- PETIKAN TEKS -

-------------------------

Rumah Tua
Saya awali kisah ini dari sebuah tikungan. Pada belasan tahun lalu, ia masih jalan setapak yang menghubungkan desaku dengan desa sebelah. Paling banter, kendaraan yang bisa melewatinya kala itu hanya sepeda motor. Itu pun dengan perasaan waswas pengemudinya karena selepas tikungan itu mereka akan dipertemukan dengan sebuah jembatan bambu. Di sinilah uji nyali dimulai, di mana jari-jemari jembatan yang terbuat dari bambu bisa berayun dan patah, lalu melemparkan penggunanya ke dalam sungai. Rasa waswas itu kian menguat ketika hujan baru usai membasuh bilah-bilah bambu yang membentang dan membuatnya licin seperti belut.
Tepat di bengkokan jalan itu, sebuah rumah tua berdiri. Bangunan tersebut terdiri dari beberapa kamar dengan sekat yang sebagian besar sudah hancur. Lumut membaluti, tidak saja bagian dindingnya, tapi juga sampai di atapnya. Di sejumlah pojok atap bagian bawah, sarang tawon menggelantung. Sebagian sudah ditinggalkan penghuninya karena dibakar oleh teman-temanku. Sarang itu berubah gosong, dari yang awalnya cokelat menjadi hitam.
Tikungan dan jalan itu tak jauh dari rumahku. Bila pada malam hari ada kegiatan di sekolah, yang berarti harus melewati jalan tersebut, saya terpaksa di antar Ibu atau berangkat bersama teman-teman. Saya benar-benar takut melewatinya sendirian, apalagi sehabis menonton film “Dendam dari Liang Kubur”, sebuah film yang dulu begitu kami (saya dan teman-teman) gemari walau sebenarnya kami merasa terteror dengannya. Terteror karena sehabis menontonya, kami merasa malam adalah kurun berkeliarannya pocong, kuntilanak dan famili-familinya. Itu membawa masalah baru bagi orang tua kami, karena mereka harus berkali-kali memaksa anak-anaknya untuk pergi mengaji ke mushalla. Kalau tidak salah, film itu tiap sore muncul di sebuah televisi swasta sekitar tahun 1998-1999. Saya baru kelas empat MI kala itu.
Seperti di film yang kami tonton, pikiran kami bersepakat bahwa rumah di tikungan itu pasti banyak hantunya. Selayaknya sebuah rasa takut, bila tercipta dalam sebuah cerita, ia akan makin didramatisir. Saya berkali-kali mendengar cerita menyeramkan dari rumah itu. Misalnya, di suatu malam, salah satu teman kami yang lewat di situ mendengar suara kerikil dilempar ke atap entah oleh siapa. Di lain waktu, ada yang mendengar suara daun pintu digedor-gedor atau suara langkah kaki yang cukup keras.

-------------------------

- DAFTAR TUGAS -
**A.** Dalam kisah tentang rumah tua di tikungan, jembatan yang ditemui selepas tikungan itu terbuat dari apa?
**B.** Teruskan kisah tentang rumah tua di tikungan itu dari titik terakhirnya.

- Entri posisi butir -
-------------------------

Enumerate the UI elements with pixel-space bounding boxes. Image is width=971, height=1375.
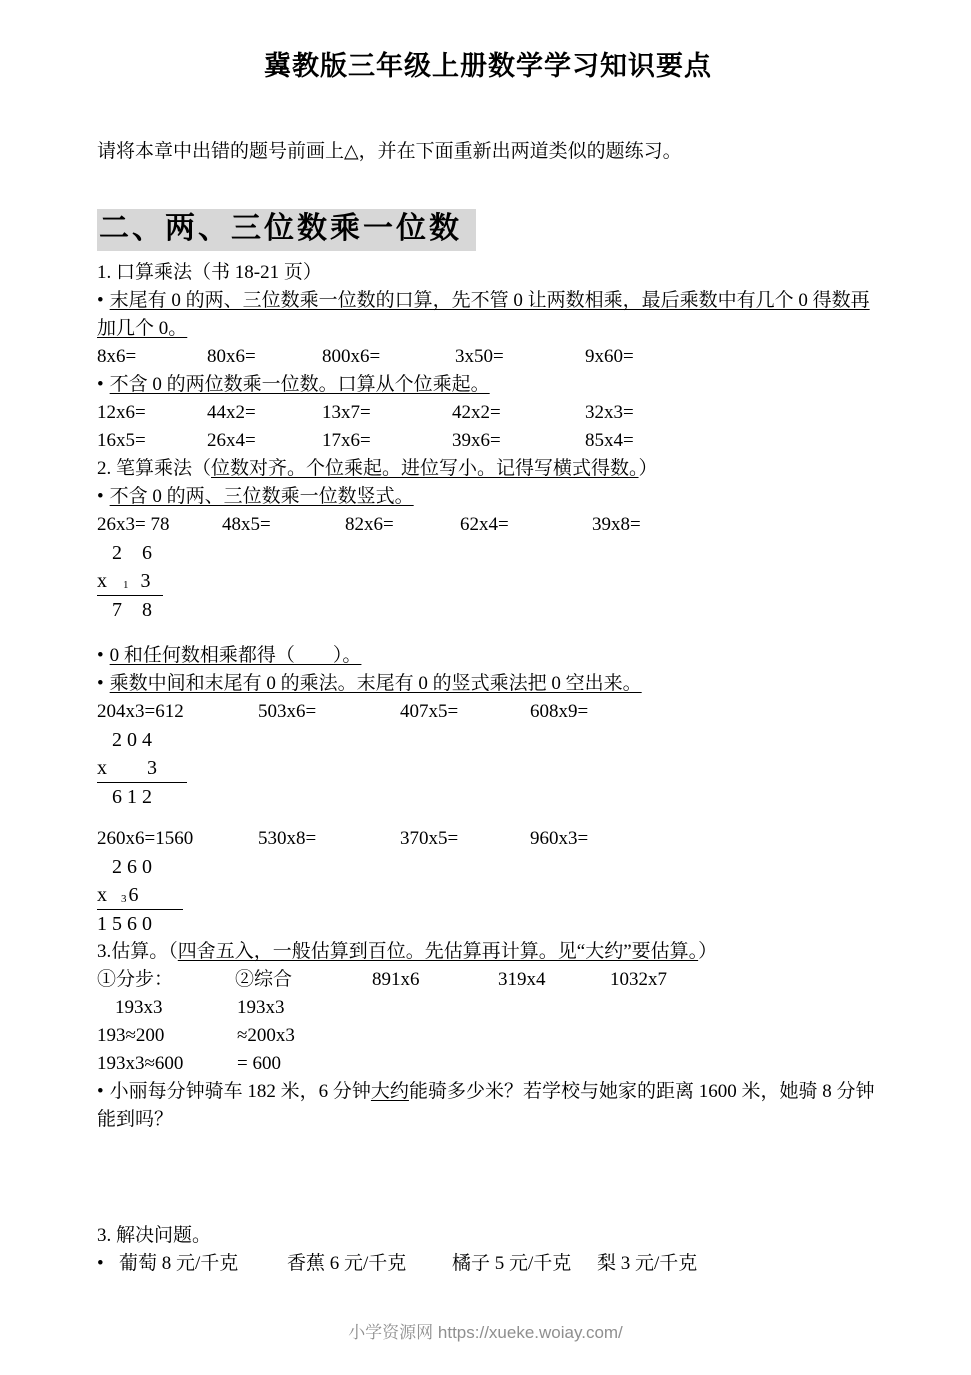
estimate-cell: 891x6 — [372, 966, 498, 994]
equation-cell: 407x5= — [400, 698, 530, 726]
equation-cell: 39x8= — [592, 511, 641, 539]
equation-cell: 44x2= — [207, 399, 322, 427]
estimate-cell: 1032x7 — [610, 966, 667, 994]
worksheet-page: 冀教版三年级上册数学学习知识要点 请将本章中出错的题号前画上△，并在下面重新出两… — [0, 0, 971, 1278]
estimate-cell: = 600 — [237, 1050, 281, 1078]
equation-cell: 42x2= — [452, 399, 585, 427]
estimate-header-row: ①分步： ②综合 891x6 319x4 1032x7 — [97, 966, 879, 994]
oral-equation-row-1: 8x6= 80x6= 800x6= 3x50= 9x60= — [97, 343, 879, 371]
oral-note-trailing-zeros-text: 末尾有 0 的两、三位数乘一位数的口算，先不管 0 让两数相乘，最后乘数中有几个… — [97, 290, 870, 339]
vert-multiplier-row: x3 — [97, 754, 187, 783]
fruit-price-item: 葡萄 8 元/千克 — [119, 1250, 287, 1278]
bullet-icon: • — [97, 673, 104, 694]
equation-cell: 260x6=1560 — [97, 825, 258, 853]
equation-cell: 48x5= — [222, 511, 345, 539]
oral-equation-row-2: 12x6= 44x2= 13x7= 42x2= 32x3= — [97, 399, 879, 427]
written-equation-row-2: 204x3=612 503x6= 407x5= 608x9= — [97, 698, 879, 726]
bullet-icon: • — [97, 290, 104, 311]
multiply-sign: x — [97, 754, 107, 782]
bullet-icon: • — [97, 1081, 104, 1102]
estimate-heading-suffix: ） — [698, 941, 717, 962]
written-heading-suffix: ） — [639, 458, 658, 479]
word-problem-pre: 小丽每分钟骑车 182 米，6 分钟 — [110, 1081, 371, 1102]
vert-multiplicand: 2 0 4 — [97, 726, 187, 754]
written-heading-rule: 位数对齐。个位乘起。进位写小。记得写横式得数。 — [211, 458, 639, 479]
estimate-cell: 193≈200 — [97, 1022, 237, 1050]
vert-multiplicand: 2 6 0 — [97, 853, 183, 881]
equation-cell: 26x4= — [207, 427, 322, 455]
carry-digit: 3 — [121, 889, 127, 909]
equation-cell: 32x3= — [585, 399, 634, 427]
equation-cell: 3x50= — [455, 343, 585, 371]
estimate-cell: ②综合 — [235, 966, 372, 994]
fruit-price-item: 香蕉 6 元/千克 — [287, 1250, 452, 1278]
oral-equation-row-3: 16x5= 26x4= 17x6= 39x6= 85x4= — [97, 427, 879, 455]
section-content: 1. 口算乘法（书 18-21 页） •末尾有 0 的两、三位数乘一位数的口算，… — [97, 259, 879, 1278]
fruit-price-row: • 葡萄 8 元/千克 香蕉 6 元/千克 橘子 5 元/千克 梨 3 元/千克 — [97, 1250, 879, 1278]
equation-cell: 370x5= — [400, 825, 530, 853]
written-note-vertical-text: 不含 0 的两、三位数乘一位数竖式。 — [110, 486, 414, 507]
estimate-cell: ①分步： — [97, 966, 235, 994]
equation-cell: 82x6= — [345, 511, 460, 539]
word-problem-underlined: 大约 — [371, 1081, 409, 1102]
equation-cell: 26x3= 78 — [97, 511, 222, 539]
equation-cell: 13x7= — [322, 399, 452, 427]
equation-cell: 62x4= — [460, 511, 592, 539]
equation-cell: 8x6= — [97, 343, 207, 371]
written-note-middle-zero-text: 乘数中间和末尾有 0 的乘法。末尾有 0 的竖式乘法把 0 空出来。 — [110, 673, 642, 694]
equation-cell: 17x6= — [322, 427, 452, 455]
vertical-multiplication-204x3: 2 0 4 x3 6 1 2 — [97, 726, 187, 811]
vert-multiplier: 3 — [141, 567, 151, 595]
vert-product: 6 1 2 — [97, 783, 187, 811]
written-heading-prefix: 2. 笔算乘法（ — [97, 458, 211, 479]
vert-product: 1 5 6 0 — [97, 910, 183, 938]
oral-note-no-zero: •不含 0 的两位数乘一位数。口算从个位乘起。 — [97, 371, 879, 399]
intro-text: 请将本章中出错的题号前画上△，并在下面重新出两道类似的题练习。 — [97, 138, 879, 166]
written-equation-row-3: 260x6=1560 530x8= 370x5= 960x3= — [97, 825, 879, 853]
vert-multiplier: 3 — [147, 754, 157, 782]
written-note-vertical: •不含 0 的两、三位数乘一位数竖式。 — [97, 483, 879, 511]
equation-cell: 800x6= — [322, 343, 455, 371]
multiply-sign: x — [97, 567, 107, 595]
estimate-heading-rule: 四舍五入，一般估算到百位。先估算再计算。见“大约”要估算。 — [178, 941, 698, 962]
written-heading: 2. 笔算乘法（位数对齐。个位乘起。进位写小。记得写横式得数。） — [97, 455, 879, 483]
equation-cell: 204x3=612 — [97, 698, 258, 726]
bullet-icon: • — [97, 1250, 113, 1278]
oral-note-no-zero-text: 不含 0 的两位数乘一位数。口算从个位乘起。 — [110, 374, 490, 395]
estimate-cell: 193x3 — [237, 994, 285, 1022]
estimate-cell: 193x3≈600 — [97, 1050, 237, 1078]
vertical-multiplication-260x6: 2 6 0 x36 1 5 6 0 — [97, 853, 183, 938]
fruit-price-item: 梨 3 元/千克 — [597, 1250, 697, 1278]
bullet-icon: • — [97, 486, 104, 507]
estimate-heading: 3.估算。（四舍五入，一般估算到百位。先估算再计算。见“大约”要估算。） — [97, 938, 879, 966]
equation-cell: 608x9= — [530, 698, 588, 726]
section-header: 二、两、三位数乘一位数 — [97, 209, 476, 251]
equation-cell: 9x60= — [585, 343, 634, 371]
equation-cell: 12x6= — [97, 399, 207, 427]
estimate-cell: 193x3 — [97, 994, 237, 1022]
footer-watermark: 小学资源网 https://xueke.woiay.com/ — [0, 1318, 971, 1343]
vert-product: 7 8 — [97, 596, 163, 624]
estimate-cell: 319x4 — [498, 966, 610, 994]
vert-multiplier-row: x13 — [97, 567, 163, 596]
written-equation-row-1: 26x3= 78 48x5= 82x6= 62x4= 39x8= — [97, 511, 879, 539]
estimate-heading-prefix: 3.估算。（ — [97, 941, 178, 962]
equation-cell: 39x6= — [452, 427, 585, 455]
vert-multiplicand: 2 6 — [97, 539, 163, 567]
equation-cell: 85x4= — [585, 427, 634, 455]
estimate-work-row-2: 193≈200 ≈200x3 — [97, 1022, 879, 1050]
equation-cell: 530x8= — [258, 825, 400, 853]
estimate-word-problem: •小丽每分钟骑车 182 米，6 分钟大约能骑多少米？若学校与她家的距离 160… — [97, 1078, 879, 1134]
multiply-sign: x — [97, 881, 107, 909]
fruit-price-item: 橘子 5 元/千克 — [452, 1250, 597, 1278]
estimate-cell: ≈200x3 — [237, 1022, 295, 1050]
equation-cell: 80x6= — [207, 343, 322, 371]
vertical-multiplication-26x3: 2 6 x13 7 8 — [97, 539, 163, 624]
written-note-middle-zero: •乘数中间和末尾有 0 的乘法。末尾有 0 的竖式乘法把 0 空出来。 — [97, 670, 879, 698]
bullet-icon: • — [97, 645, 104, 666]
carry-digit: 1 — [123, 575, 129, 595]
solve-heading: 3. 解决问题。 — [97, 1222, 879, 1250]
equation-cell: 503x6= — [258, 698, 400, 726]
vert-multiplier: 6 — [129, 881, 139, 909]
estimate-work-row-1: 193x3 193x3 — [97, 994, 879, 1022]
equation-cell: 960x3= — [530, 825, 588, 853]
oral-note-trailing-zeros: •末尾有 0 的两、三位数乘一位数的口算，先不管 0 让两数相乘，最后乘数中有几… — [97, 287, 879, 343]
bullet-icon: • — [97, 374, 104, 395]
vert-multiplier-row: x36 — [97, 881, 183, 910]
written-note-zero-product: •0 和任何数相乘都得（ ）。 — [97, 642, 879, 670]
oral-heading: 1. 口算乘法（书 18-21 页） — [97, 259, 879, 287]
doc-title: 冀教版三年级上册数学学习知识要点 — [97, 48, 879, 84]
estimate-work-row-3: 193x3≈600 = 600 — [97, 1050, 879, 1078]
equation-cell: 16x5= — [97, 427, 207, 455]
written-note-zero-product-text: 0 和任何数相乘都得（ ）。 — [110, 645, 362, 666]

-------------------------

- JAWABAN TUGAS -
**A.** Jembatan itu terbuat dari bambu.

**B.**
Semua kisah menyeramkan itu didukung oleh kejadian selanjutnya, di mana pemilik rumah berniat pindah ke sana. Dulu, dia tinggal di rumah yang satunya, sekitar lima puluh meter ke arah barat dari situ. Dia berniat pindah karena satu anaknya sudah melangsungkan pernikahan, yang berarti harus memiliki rumah terpisah dengan orang tuanya. Rumah tua itu kemudian dibersihkan. Beberapa pintu yang jebol diperbaiki. Dinding-dinding yang berlumut itu mulai memutih. Dia dan istrinya kemudian boyongan ke situ. Tapi, mereka tak lama tinggal di sana. Beberapa bulan mereka pindah lagi ke rumah asalnya. Di kepala kami kejadian itu tertangkap ganjil, ia menjadi semacam justifikasi bahwa kisah-kisah hantu itu memang benar-benar ada di sana. Padahal, si pemilik tidak bicara apa-apa kepada kami atas tindakan meninggalkan rumah tersebut.
Kelak, ketika besar dan gedung itu sudah lenyap, saya mulai berandai-andai; seandainya Ody Mulya Hidayat (Bos Maxima Pictures) tahu gedung itu, mungkin ia akan membuat sebuah film berjudul, “Rumah Tua di Sebuah Tikungan”, atau yang lebih seksi, “Arwah Janda Pelempar Kerikil”.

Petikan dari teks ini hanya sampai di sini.